| What is expected |
Output the full listing word for word.

| Material |
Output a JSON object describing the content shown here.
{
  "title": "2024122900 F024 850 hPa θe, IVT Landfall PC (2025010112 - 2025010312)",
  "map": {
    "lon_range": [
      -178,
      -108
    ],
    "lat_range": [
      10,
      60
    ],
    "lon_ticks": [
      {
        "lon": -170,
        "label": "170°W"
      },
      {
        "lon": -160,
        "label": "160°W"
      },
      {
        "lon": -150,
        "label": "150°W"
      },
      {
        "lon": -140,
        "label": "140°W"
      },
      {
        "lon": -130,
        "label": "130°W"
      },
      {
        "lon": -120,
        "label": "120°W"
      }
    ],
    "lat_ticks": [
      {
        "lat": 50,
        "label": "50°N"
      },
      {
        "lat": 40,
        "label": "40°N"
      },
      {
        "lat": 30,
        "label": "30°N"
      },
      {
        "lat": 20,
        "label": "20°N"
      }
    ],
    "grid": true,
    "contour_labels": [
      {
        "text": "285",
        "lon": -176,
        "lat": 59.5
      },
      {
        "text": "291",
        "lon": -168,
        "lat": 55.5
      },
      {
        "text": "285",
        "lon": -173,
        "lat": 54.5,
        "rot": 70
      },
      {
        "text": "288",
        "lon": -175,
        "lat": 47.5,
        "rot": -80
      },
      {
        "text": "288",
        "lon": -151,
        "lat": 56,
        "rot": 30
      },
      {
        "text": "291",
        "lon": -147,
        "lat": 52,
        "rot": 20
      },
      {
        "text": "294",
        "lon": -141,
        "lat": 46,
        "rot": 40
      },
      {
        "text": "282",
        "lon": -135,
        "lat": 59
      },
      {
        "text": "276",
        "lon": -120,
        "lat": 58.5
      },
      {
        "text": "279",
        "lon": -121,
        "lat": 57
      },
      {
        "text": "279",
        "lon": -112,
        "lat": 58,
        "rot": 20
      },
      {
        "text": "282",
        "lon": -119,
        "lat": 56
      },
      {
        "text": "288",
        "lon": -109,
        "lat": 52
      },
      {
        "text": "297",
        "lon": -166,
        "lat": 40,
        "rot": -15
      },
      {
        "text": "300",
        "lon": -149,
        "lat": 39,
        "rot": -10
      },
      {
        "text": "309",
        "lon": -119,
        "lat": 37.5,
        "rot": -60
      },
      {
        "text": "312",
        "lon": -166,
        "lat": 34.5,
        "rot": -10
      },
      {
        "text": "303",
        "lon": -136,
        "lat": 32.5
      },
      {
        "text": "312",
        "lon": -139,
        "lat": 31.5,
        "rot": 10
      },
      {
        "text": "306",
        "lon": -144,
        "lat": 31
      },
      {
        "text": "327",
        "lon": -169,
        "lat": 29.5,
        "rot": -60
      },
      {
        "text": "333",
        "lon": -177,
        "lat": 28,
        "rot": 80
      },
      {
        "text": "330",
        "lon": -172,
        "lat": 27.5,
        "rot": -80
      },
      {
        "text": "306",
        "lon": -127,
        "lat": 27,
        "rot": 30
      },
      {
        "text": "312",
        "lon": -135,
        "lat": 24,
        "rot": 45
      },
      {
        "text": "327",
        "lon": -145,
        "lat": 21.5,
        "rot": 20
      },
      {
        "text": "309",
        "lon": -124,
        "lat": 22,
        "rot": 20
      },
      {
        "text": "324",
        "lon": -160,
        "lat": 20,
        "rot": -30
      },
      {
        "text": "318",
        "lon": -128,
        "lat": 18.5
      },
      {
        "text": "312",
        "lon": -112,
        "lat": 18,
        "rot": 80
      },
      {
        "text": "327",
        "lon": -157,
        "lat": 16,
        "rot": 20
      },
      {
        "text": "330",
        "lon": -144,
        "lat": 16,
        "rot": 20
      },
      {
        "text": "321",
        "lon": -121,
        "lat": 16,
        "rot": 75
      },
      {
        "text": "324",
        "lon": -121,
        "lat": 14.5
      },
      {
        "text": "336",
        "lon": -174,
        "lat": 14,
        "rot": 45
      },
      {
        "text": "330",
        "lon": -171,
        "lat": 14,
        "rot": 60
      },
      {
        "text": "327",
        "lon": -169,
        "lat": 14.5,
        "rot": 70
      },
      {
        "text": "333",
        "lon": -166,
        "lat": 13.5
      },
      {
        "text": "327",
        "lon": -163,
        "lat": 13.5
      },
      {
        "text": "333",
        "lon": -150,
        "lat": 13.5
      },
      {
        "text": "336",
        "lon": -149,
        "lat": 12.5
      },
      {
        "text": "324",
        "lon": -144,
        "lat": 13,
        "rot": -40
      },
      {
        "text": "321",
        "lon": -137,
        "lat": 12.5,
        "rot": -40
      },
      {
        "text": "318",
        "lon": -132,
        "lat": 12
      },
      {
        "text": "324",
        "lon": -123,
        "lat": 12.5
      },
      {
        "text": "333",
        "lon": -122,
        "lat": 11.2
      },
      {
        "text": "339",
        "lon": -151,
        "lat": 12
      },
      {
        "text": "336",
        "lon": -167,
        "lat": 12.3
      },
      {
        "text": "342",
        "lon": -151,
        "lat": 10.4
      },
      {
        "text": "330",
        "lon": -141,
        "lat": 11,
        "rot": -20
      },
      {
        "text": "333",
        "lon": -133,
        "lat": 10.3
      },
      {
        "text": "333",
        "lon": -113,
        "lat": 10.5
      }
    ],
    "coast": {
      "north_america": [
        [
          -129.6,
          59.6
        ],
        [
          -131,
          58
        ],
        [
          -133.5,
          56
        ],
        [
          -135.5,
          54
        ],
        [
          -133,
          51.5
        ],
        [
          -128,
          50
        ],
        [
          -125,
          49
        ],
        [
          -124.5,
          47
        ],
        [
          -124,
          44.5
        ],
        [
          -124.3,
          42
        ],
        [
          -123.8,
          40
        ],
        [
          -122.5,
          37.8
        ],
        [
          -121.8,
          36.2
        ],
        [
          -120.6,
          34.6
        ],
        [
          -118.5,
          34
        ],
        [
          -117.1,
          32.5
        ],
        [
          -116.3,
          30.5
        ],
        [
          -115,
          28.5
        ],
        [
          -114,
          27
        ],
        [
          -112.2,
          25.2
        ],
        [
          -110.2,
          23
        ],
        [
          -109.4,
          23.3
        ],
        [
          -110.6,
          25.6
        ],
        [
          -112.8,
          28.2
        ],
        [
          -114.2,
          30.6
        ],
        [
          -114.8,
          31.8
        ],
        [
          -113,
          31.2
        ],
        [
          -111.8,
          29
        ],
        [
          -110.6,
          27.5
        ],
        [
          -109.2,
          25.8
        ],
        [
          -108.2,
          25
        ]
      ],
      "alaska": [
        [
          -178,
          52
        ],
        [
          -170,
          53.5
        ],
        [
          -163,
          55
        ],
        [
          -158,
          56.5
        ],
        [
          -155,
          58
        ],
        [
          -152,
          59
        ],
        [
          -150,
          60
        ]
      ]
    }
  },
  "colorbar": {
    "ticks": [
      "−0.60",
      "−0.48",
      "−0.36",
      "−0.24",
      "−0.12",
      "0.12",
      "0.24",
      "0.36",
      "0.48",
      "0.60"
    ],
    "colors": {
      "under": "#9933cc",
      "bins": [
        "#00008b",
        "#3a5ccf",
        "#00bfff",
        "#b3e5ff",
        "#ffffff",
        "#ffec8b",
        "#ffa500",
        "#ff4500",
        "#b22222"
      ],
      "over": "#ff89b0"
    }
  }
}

| Exercise answer |
Output a JSON object describing the content shown here.
{
  "title": "2024122900 F024 850 hPa θe, IVT Landfall PC (2025010112 - 2025010312)",
  "map": {
    "lon_range": [
      -178,
      -108
    ],
    "lat_range": [
      10,
      60
    ],
    "lon_ticks": [
      {
        "lon": -170,
        "label": "170°W"
      },
      {
        "lon": -160,
        "label": "160°W"
      },
      {
        "lon": -150,
        "label": "150°W"
      },
      {
        "lon": -140,
        "label": "140°W"
      },
      {
        "lon": -130,
        "label": "130°W"
      },
      {
        "lon": -120,
        "label": "120°W"
      }
    ],
    "lat_ticks": [
      {
        "lat": 50,
        "label": "50°N"
      },
      {
        "lat": 40,
        "label": "40°N"
      },
      {
        "lat": 30,
        "label": "30°N"
      },
      {
        "lat": 20,
        "label": "20°N"
      }
    ],
    "grid": true,
    "contour_labels": [
      {
        "text": "285",
        "lon": -176,
        "lat": 59.5
      },
      {
        "text": "291",
        "lon": -168,
        "lat": 55.5
      },
      {
        "text": "285",
        "lon": -173,
        "lat": 54.5,
        "rot": 70
      },
      {
        "text": "288",
        "lon": -175,
        "lat": 47.5,
        "rot": -80
      },
      {
        "text": "288",
        "lon": -151,
        "lat": 56,
        "rot": 30
      },
      {
        "text": "291",
        "lon": -147,
        "lat": 52,
        "rot": 20
      },
      {
        "text": "294",
        "lon": -141,
        "lat": 46,
        "rot": 40
      },
      {
        "text": "282",
        "lon": -135,
        "lat": 59
      },
      {
        "text": "276",
        "lon": -120,
        "lat": 58.5
      },
      {
        "text": "279",
        "lon": -121,
        "lat": 57
      },
      {
        "text": "279",
        "lon": -112,
        "lat": 58,
        "rot": 20
      },
      {
        "text": "282",
        "lon": -119,
        "lat": 56
      },
      {
        "text": "288",
        "lon": -109,
        "lat": 52
      },
      {
        "text": "297",
        "lon": -166,
        "lat": 40,
        "rot": -15
      },
      {
        "text": "300",
        "lon": -149,
        "lat": 39,
        "rot": -10
      },
      {
        "text": "309",
        "lon": -119,
        "lat": 37.5,
        "rot": -60
      },
      {
        "text": "312",
        "lon": -166,
        "lat": 34.5,
        "rot": -10
      },
      {
        "text": "303",
        "lon": -136,
        "lat": 32.5
      },
      {
        "text": "312",
        "lon": -139,
        "lat": 31.5,
        "rot": 10
      },
      {
        "text": "306",
        "lon": -144,
        "lat": 31
      },
      {
        "text": "327",
        "lon": -169,
        "lat": 29.5,
        "rot": -60
      },
      {
        "text": "333",
        "lon": -177,
        "lat": 28,
        "rot": 80
      },
      {
        "text": "330",
        "lon": -172,
        "lat": 27.5,
        "rot": -80
      },
      {
        "text": "306",
        "lon": -127,
        "lat": 27,
        "rot": 30
      },
      {
        "text": "312",
        "lon": -135,
        "lat": 24,
        "rot": 45
      },
      {
        "text": "327",
        "lon": -145,
        "lat": 21.5,
        "rot": 20
      },
      {
        "text": "309",
        "lon": -124,
        "lat": 22,
        "rot": 20
      },
      {
        "text": "324",
        "lon": -160,
        "lat": 20,
        "rot": -30
      },
      {
        "text": "318",
        "lon": -128,
        "lat": 18.5
      },
      {
        "text": "312",
        "lon": -112,
        "lat": 18,
        "rot": 80
      },
      {
        "text": "327",
        "lon": -157,
        "lat": 16,
        "rot": 20
      },
      {
        "text": "330",
        "lon": -144,
        "lat": 16,
        "rot": 20
      },
      {
        "text": "321",
        "lon": -121,
        "lat": 16,
        "rot": 75
      },
      {
        "text": "324",
        "lon": -121,
        "lat": 14.5
      },
      {
        "text": "336",
        "lon": -174,
        "lat": 14,
        "rot": 45
      },
      {
        "text": "330",
        "lon": -171,
        "lat": 14,
        "rot": 60
      },
      {
        "text": "327",
        "lon": -169,
        "lat": 14.5,
        "rot": 70
      },
      {
        "text": "333",
        "lon": -166,
        "lat": 13.5
      },
      {
        "text": "327",
        "lon": -163,
        "lat": 13.5
      },
      {
        "text": "333",
        "lon": -150,
        "lat": 13.5
      },
      {
        "text": "336",
        "lon": -149,
        "lat": 12.5
      },
      {
        "text": "324",
        "lon": -144,
        "lat": 13,
        "rot": -40
      },
      {
        "text": "321",
        "lon": -137,
        "lat": 12.5,
        "rot": -40
      },
      {
        "text": "318",
        "lon": -132,
        "lat": 12
      },
      {
        "text": "324",
        "lon": -123,
        "lat": 12.5
      },
      {
        "text": "333",
        "lon": -122,
        "lat": 11.2
      },
      {
        "text": "339",
        "lon": -151,
        "lat": 12
      },
      {
        "text": "336",
        "lon": -167,
        "lat": 12.3
      },
      {
        "text": "342",
        "lon": -151,
        "lat": 10.4
      },
      {
        "text": "330",
        "lon": -141,
        "lat": 11,
        "rot": -20
      },
      {
        "text": "333",
        "lon": -133,
        "lat": 10.3
      },
      {
        "text": "333",
        "lon": -113,
        "lat": 10.5
      }
    ],
    "coast": {
      "north_america": [
        [
          -129.6,
          59.6
        ],
        [
          -131,
          58
        ],
        [
          -133.5,
          56
        ],
        [
          -135.5,
          54
        ],
        [
          -133,
          51.5
        ],
        [
          -128,
          50
        ],
        [
          -125,
          49
        ],
        [
          -124.5,
          47
        ],
        [
          -124,
          44.5
        ],
        [
          -124.3,
          42
        ],
        [
          -123.8,
          40
        ],
        [
          -122.5,
          37.8
        ],
        [
          -121.8,
          36.2
        ],
        [
          -120.6,
          34.6
        ],
        [
          -118.5,
          34
        ],
        [
          -117.1,
          32.5
        ],
        [
          -116.3,
          30.5
        ],
        [
          -115,
          28.5
        ],
        [
          -114,
          27
        ],
        [
          -112.2,
          25.2
        ],
        [
          -110.2,
          23
        ],
        [
          -109.4,
          23.3
        ],
        [
          -110.6,
          25.6
        ],
        [
          -112.8,
          28.2
        ],
        [
          -114.2,
          30.6
        ],
        [
          -114.8,
          31.8
        ],
        [
          -113,
          31.2
        ],
        [
          -111.8,
          29
        ],
        [
          -110.6,
          27.5
        ],
        [
          -109.2,
          25.8
        ],
        [
          -108.2,
          25
        ]
      ],
      "alaska": [
        [
          -178,
          52
        ],
        [
          -170,
          53.5
        ],
        [
          -163,
          55
        ],
        [
          -158,
          56.5
        ],
        [
          -155,
          58
        ],
        [
          -152,
          59
        ],
        [
          -150,
          60
        ]
      ]
    }
  },
  "colorbar": {
    "ticks": [
      "−0.60",
      "−0.48",
      "−0.36",
      "−0.24",
      "−0.12",
      "0.12",
      "0.24",
      "0.36",
      "0.48",
      "0.60"
    ],
    "colors": {
      "under": "#9933cc",
      "bins": [
        "#00008b",
        "#3a5ccf",
        "#00bfff",
        "#b3e5ff",
        "#ffffff",
        "#ffec8b",
        "#ffa500",
        "#ff4500",
        "#b22222"
      ],
      "over": "#ff89b0"
    }
  }
}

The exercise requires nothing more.